Dataset listings of figures

—————

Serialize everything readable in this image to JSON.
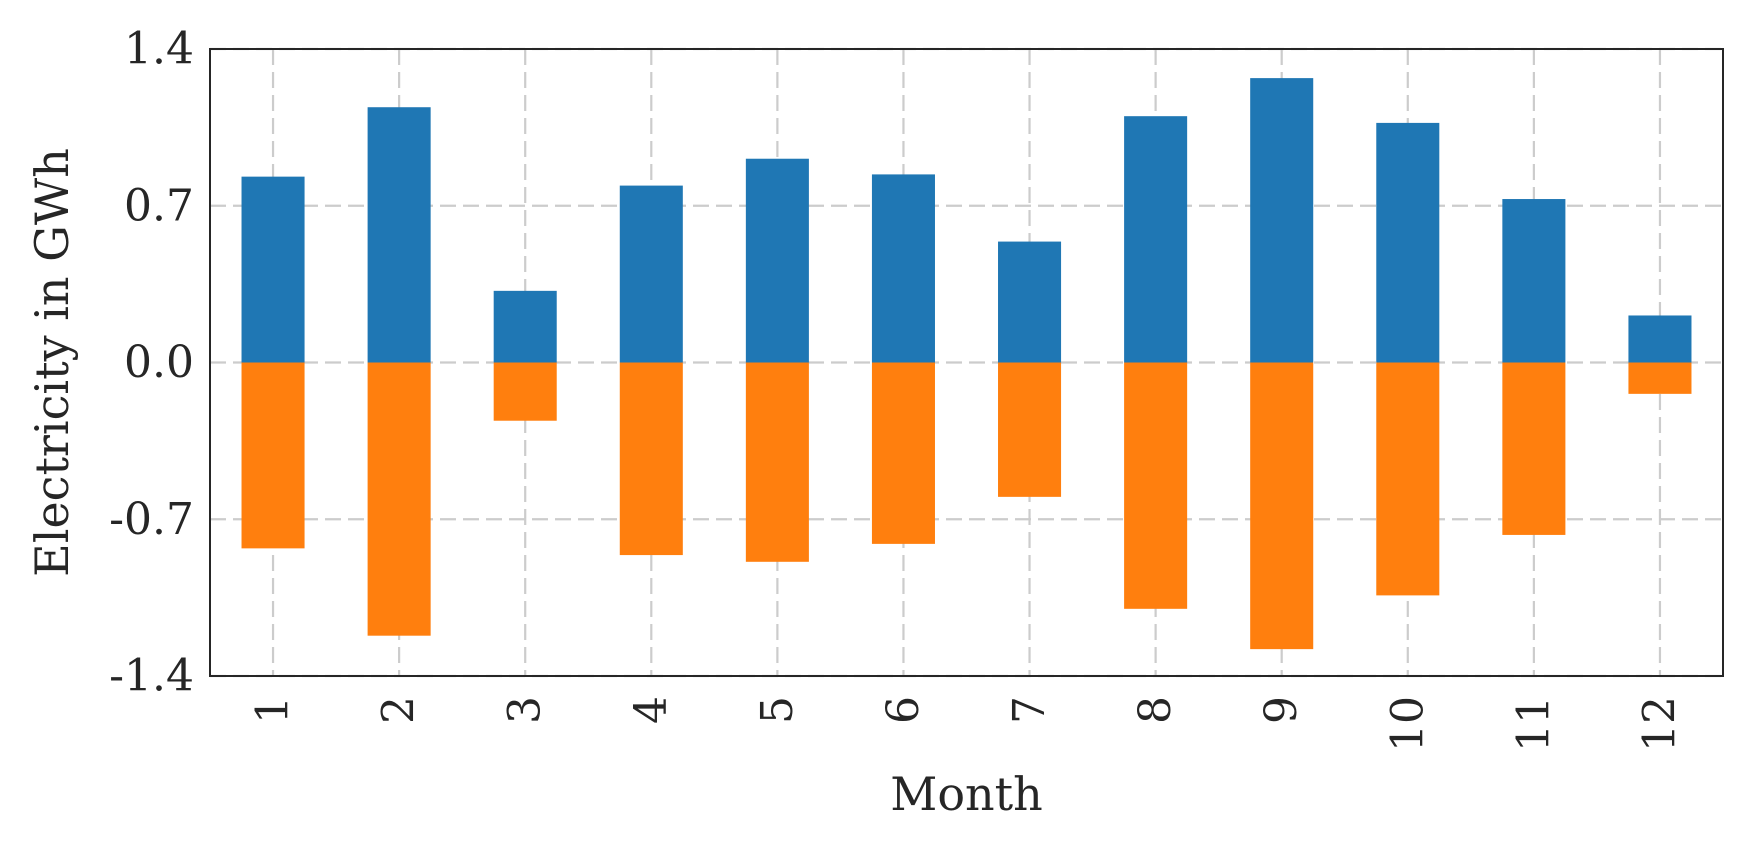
{
  "chart_data": {
    "type": "bar",
    "stacked": true,
    "title": "",
    "xlabel": "Month",
    "ylabel": "Electricity in GWh",
    "categories": [
      "1",
      "2",
      "3",
      "4",
      "5",
      "6",
      "7",
      "8",
      "9",
      "10",
      "11",
      "12"
    ],
    "series": [
      {
        "values": [
          0.83,
          1.14,
          0.32,
          0.79,
          0.91,
          0.84,
          0.54,
          1.1,
          1.27,
          1.07,
          0.73,
          0.21
        ]
      },
      {
        "values": [
          -0.83,
          -1.22,
          -0.26,
          -0.86,
          -0.89,
          -0.81,
          -0.6,
          -1.1,
          -1.28,
          -1.04,
          -0.77,
          -0.14
        ]
      }
    ],
    "colors": [
      "#1f77b4",
      "#ff7f0e"
    ],
    "ylim": [
      -1.4,
      1.4
    ],
    "yticks": [
      "1.4",
      "0.7",
      "0.0",
      "-0.7",
      "-1.4"
    ],
    "ytick_values": [
      1.4,
      0.7,
      0.0,
      -0.7,
      -1.4
    ],
    "grid": true,
    "legend": "none"
  }
}
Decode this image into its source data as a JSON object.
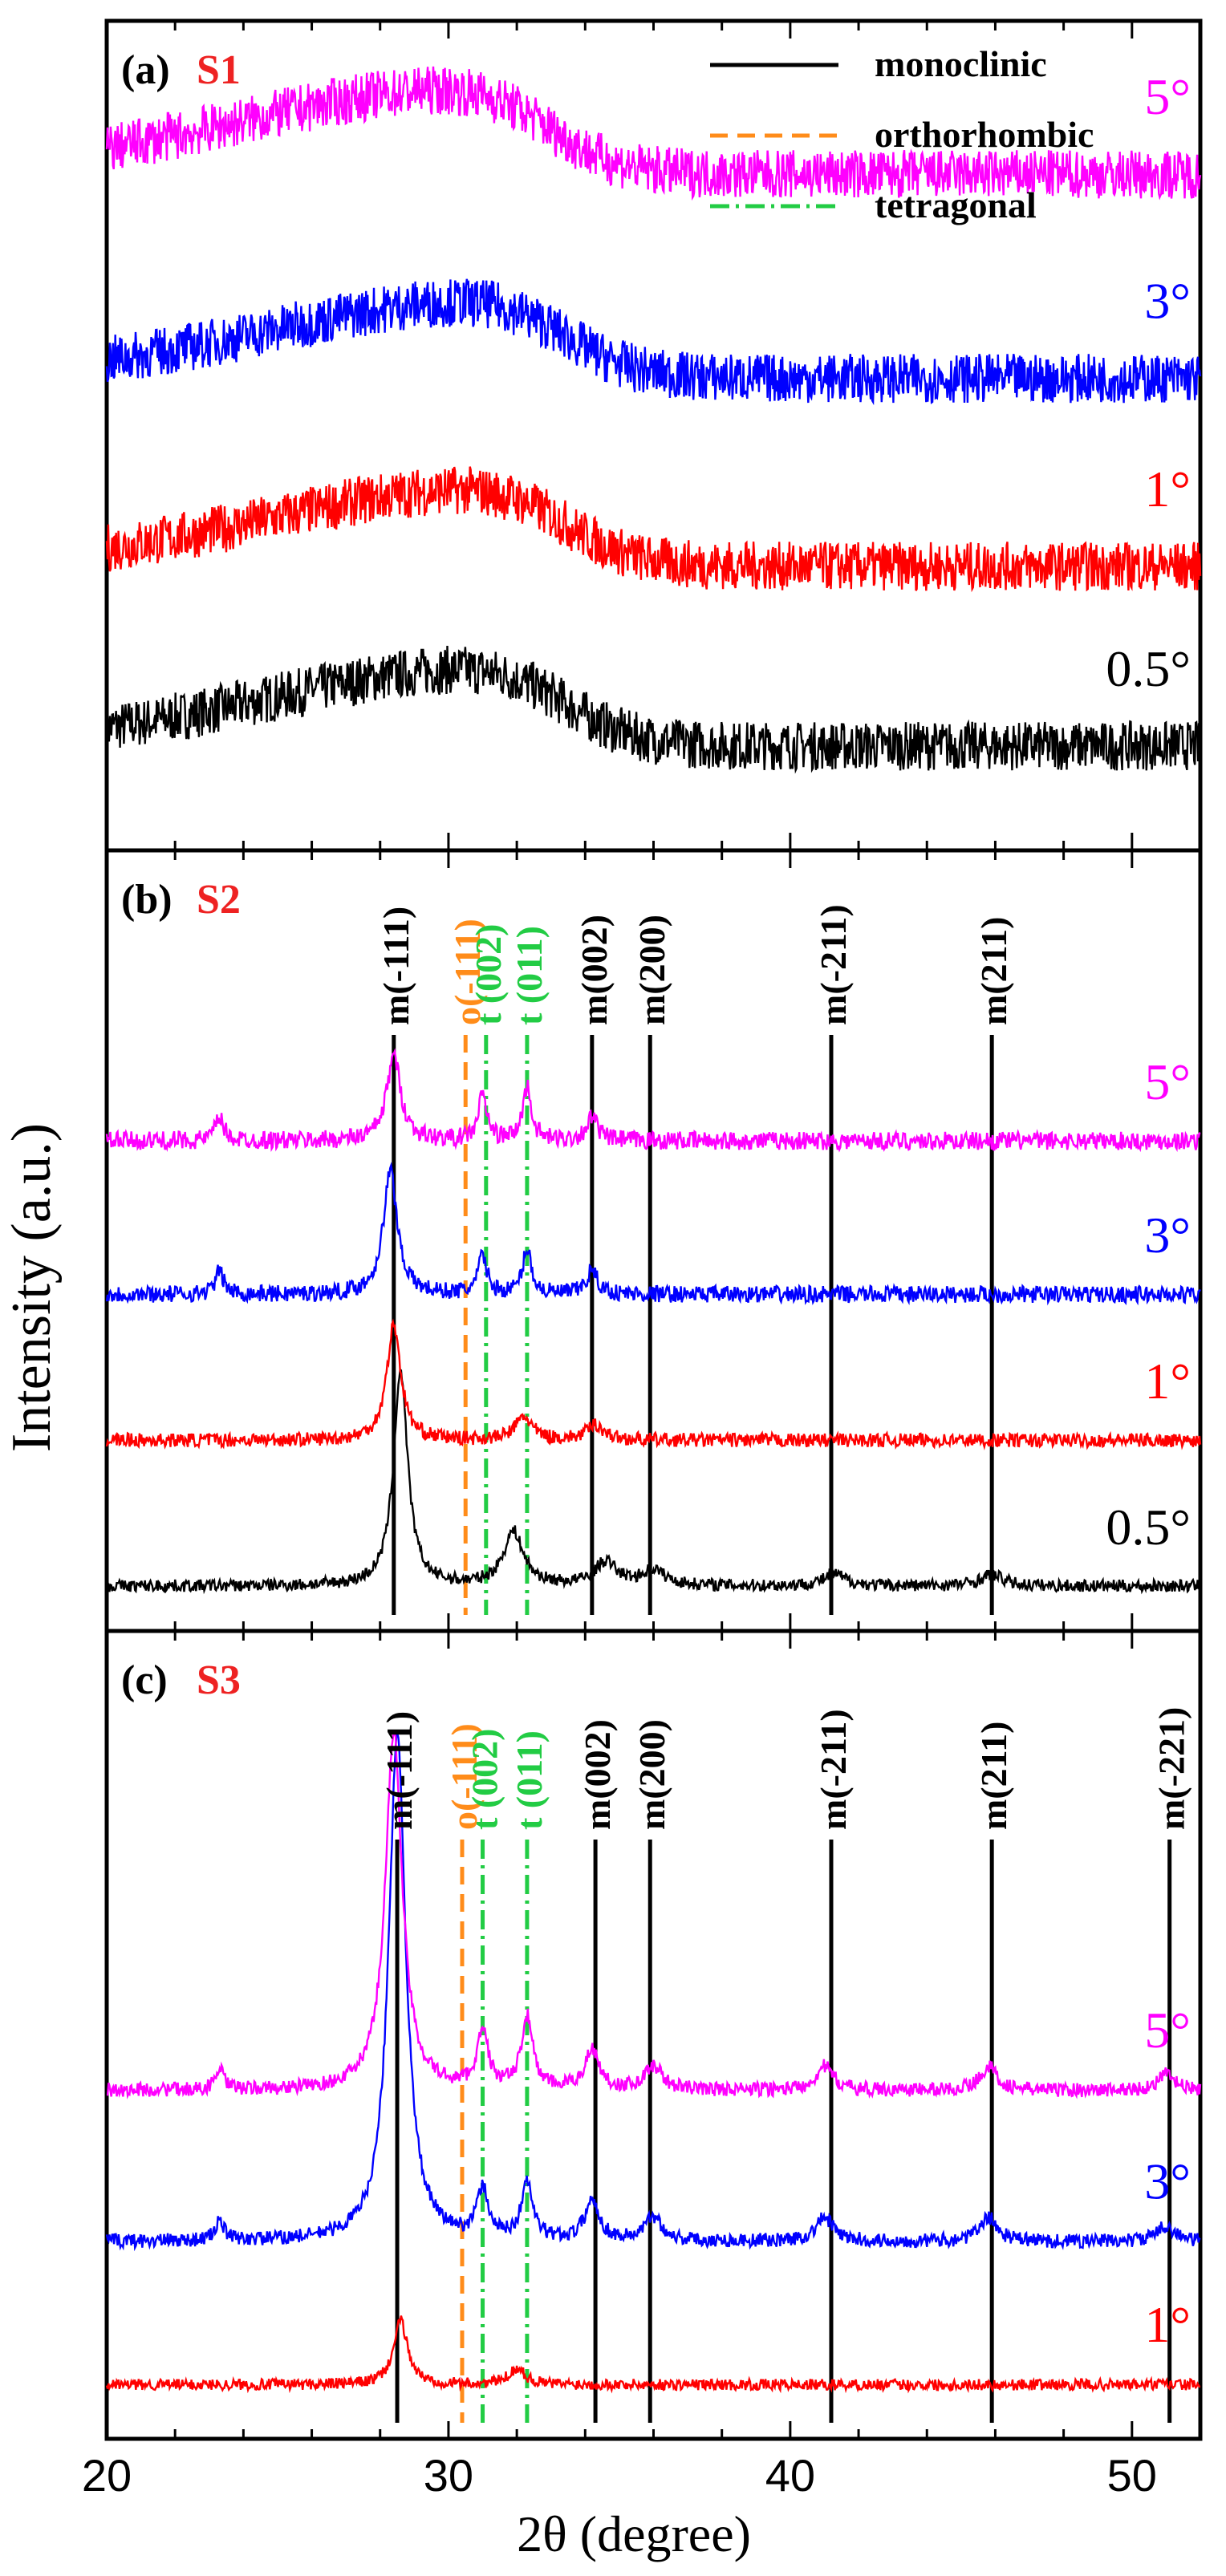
{
  "figure": {
    "ylabel": "Intensity (a.u.)",
    "xlabel": "2θ (degree)",
    "xticks": [
      20,
      30,
      40,
      50
    ],
    "xlim": [
      20,
      52
    ]
  },
  "legend": {
    "entries": [
      {
        "label": "monoclinic",
        "color": "#000000",
        "style": "solid"
      },
      {
        "label": "orthorhombic",
        "color": "#ff8c1a",
        "style": "dash"
      },
      {
        "label": "tetragonal",
        "color": "#22cc44",
        "style": "dashdot"
      }
    ]
  },
  "colors": {
    "0.5°": "#000000",
    "1°": "#ff0000",
    "3°": "#0000ff",
    "5°": "#ff00ff",
    "sample_label": "#ee2222",
    "orthorhombic": "#ff8c1a",
    "tetragonal": "#22cc44"
  },
  "chart_data": [
    {
      "type": "line",
      "panel_label": "(a)",
      "sample": "S1",
      "title": "(a) S1",
      "xlabel": "2θ (degree)",
      "ylabel": "Intensity (a.u.)",
      "xlim": [
        20,
        52
      ],
      "ylim": [
        0,
        100
      ],
      "grid": false,
      "series": [
        {
          "name": "0.5°",
          "offset": 12,
          "amplitude": 9,
          "noise": 3.0,
          "hump": {
            "center": 32.0,
            "width": 3.8,
            "height": 10
          }
        },
        {
          "name": "1°",
          "offset": 34,
          "amplitude": 9,
          "noise": 3.0,
          "hump": {
            "center": 32.0,
            "width": 3.8,
            "height": 10
          }
        },
        {
          "name": "3°",
          "offset": 57,
          "amplitude": 9,
          "noise": 3.0,
          "hump": {
            "center": 32.0,
            "width": 3.8,
            "height": 10
          }
        },
        {
          "name": "5°",
          "offset": 82,
          "amplitude": 9,
          "noise": 3.0,
          "hump": {
            "center": 31.5,
            "width": 4.0,
            "height": 11
          }
        }
      ],
      "reference_lines": []
    },
    {
      "type": "line",
      "panel_label": "(b)",
      "sample": "S2",
      "title": "(b) S2",
      "xlabel": "2θ (degree)",
      "ylabel": "Intensity (a.u.)",
      "xlim": [
        20,
        52
      ],
      "ylim": [
        0,
        100
      ],
      "grid": false,
      "series": [
        {
          "name": "0.5°",
          "offset": 5,
          "noise": 0.8,
          "peaks": [
            {
              "x": 28.6,
              "h": 28,
              "w": 0.25
            },
            {
              "x": 31.9,
              "h": 7,
              "w": 0.35
            },
            {
              "x": 34.6,
              "h": 3,
              "w": 0.4
            },
            {
              "x": 36.0,
              "h": 2,
              "w": 0.4
            },
            {
              "x": 41.3,
              "h": 1.5,
              "w": 0.4
            },
            {
              "x": 45.9,
              "h": 1.5,
              "w": 0.4
            }
          ]
        },
        {
          "name": "1°",
          "offset": 24,
          "noise": 0.9,
          "peaks": [
            {
              "x": 28.4,
              "h": 15,
              "w": 0.25
            },
            {
              "x": 32.2,
              "h": 3,
              "w": 0.3
            },
            {
              "x": 34.3,
              "h": 2,
              "w": 0.3
            }
          ]
        },
        {
          "name": "3°",
          "offset": 43,
          "noise": 1.1,
          "peaks": [
            {
              "x": 23.3,
              "h": 3,
              "w": 0.15
            },
            {
              "x": 28.3,
              "h": 16,
              "w": 0.25
            },
            {
              "x": 31.0,
              "h": 5,
              "w": 0.15
            },
            {
              "x": 32.3,
              "h": 6,
              "w": 0.15
            },
            {
              "x": 34.2,
              "h": 3,
              "w": 0.2
            }
          ]
        },
        {
          "name": "5°",
          "offset": 63,
          "noise": 1.2,
          "peaks": [
            {
              "x": 23.3,
              "h": 3,
              "w": 0.15
            },
            {
              "x": 28.4,
              "h": 11,
              "w": 0.25
            },
            {
              "x": 31.0,
              "h": 6,
              "w": 0.15
            },
            {
              "x": 32.3,
              "h": 7,
              "w": 0.15
            },
            {
              "x": 34.2,
              "h": 3,
              "w": 0.2
            }
          ]
        }
      ],
      "reference_lines": [
        {
          "x": 28.4,
          "label": "m(-111)",
          "phase": "monoclinic"
        },
        {
          "x": 30.5,
          "label": "o(-111)",
          "phase": "orthorhombic"
        },
        {
          "x": 31.1,
          "label": "t (002)",
          "phase": "tetragonal"
        },
        {
          "x": 32.3,
          "label": "t (011)",
          "phase": "tetragonal"
        },
        {
          "x": 34.2,
          "label": "m(002)",
          "phase": "monoclinic"
        },
        {
          "x": 35.9,
          "label": "m(200)",
          "phase": "monoclinic"
        },
        {
          "x": 41.2,
          "label": "m(-211)",
          "phase": "monoclinic"
        },
        {
          "x": 45.9,
          "label": "m(211)",
          "phase": "monoclinic"
        }
      ]
    },
    {
      "type": "line",
      "panel_label": "(c)",
      "sample": "S3",
      "title": "(c) S3",
      "xlabel": "2θ (degree)",
      "ylabel": "Intensity (a.u.)",
      "xlim": [
        20,
        52
      ],
      "ylim": [
        0,
        100
      ],
      "grid": false,
      "series": [
        {
          "name": "1°",
          "offset": 6,
          "noise": 0.7,
          "peaks": [
            {
              "x": 28.6,
              "h": 8,
              "w": 0.25
            },
            {
              "x": 32.0,
              "h": 2,
              "w": 0.3
            }
          ]
        },
        {
          "name": "3°",
          "offset": 24,
          "noise": 0.9,
          "peaks": [
            {
              "x": 23.3,
              "h": 2.5,
              "w": 0.15
            },
            {
              "x": 28.5,
              "h": 64,
              "w": 0.3
            },
            {
              "x": 31.0,
              "h": 6,
              "w": 0.2
            },
            {
              "x": 32.3,
              "h": 7,
              "w": 0.2
            },
            {
              "x": 34.2,
              "h": 5,
              "w": 0.25
            },
            {
              "x": 36.0,
              "h": 3,
              "w": 0.3
            },
            {
              "x": 41.0,
              "h": 3,
              "w": 0.3
            },
            {
              "x": 45.8,
              "h": 3,
              "w": 0.3
            },
            {
              "x": 51.0,
              "h": 2,
              "w": 0.3
            }
          ]
        },
        {
          "name": "5°",
          "offset": 43,
          "noise": 0.9,
          "peaks": [
            {
              "x": 23.3,
              "h": 2.5,
              "w": 0.15
            },
            {
              "x": 28.4,
              "h": 45,
              "w": 0.3
            },
            {
              "x": 31.0,
              "h": 7,
              "w": 0.2
            },
            {
              "x": 32.3,
              "h": 9,
              "w": 0.2
            },
            {
              "x": 34.2,
              "h": 5,
              "w": 0.25
            },
            {
              "x": 36.0,
              "h": 3,
              "w": 0.3
            },
            {
              "x": 41.0,
              "h": 3,
              "w": 0.3
            },
            {
              "x": 45.8,
              "h": 3,
              "w": 0.3
            },
            {
              "x": 51.0,
              "h": 2,
              "w": 0.3
            }
          ]
        }
      ],
      "reference_lines": [
        {
          "x": 28.5,
          "label": "m(-111)",
          "phase": "monoclinic"
        },
        {
          "x": 30.4,
          "label": "o(-111)",
          "phase": "orthorhombic"
        },
        {
          "x": 31.0,
          "label": "t (002)",
          "phase": "tetragonal"
        },
        {
          "x": 32.3,
          "label": "t (011)",
          "phase": "tetragonal"
        },
        {
          "x": 34.3,
          "label": "m(002)",
          "phase": "monoclinic"
        },
        {
          "x": 35.9,
          "label": "m(200)",
          "phase": "monoclinic"
        },
        {
          "x": 41.2,
          "label": "m(-211)",
          "phase": "monoclinic"
        },
        {
          "x": 45.9,
          "label": "m(211)",
          "phase": "monoclinic"
        },
        {
          "x": 51.1,
          "label": "m(-221)",
          "phase": "monoclinic"
        }
      ]
    }
  ]
}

—————

Goal> Look for the word "style" in every line of the listing and copy the lines that have it.

Expected output>
        "style": "solid"
        "style": "dash"
        "style": "dashdot"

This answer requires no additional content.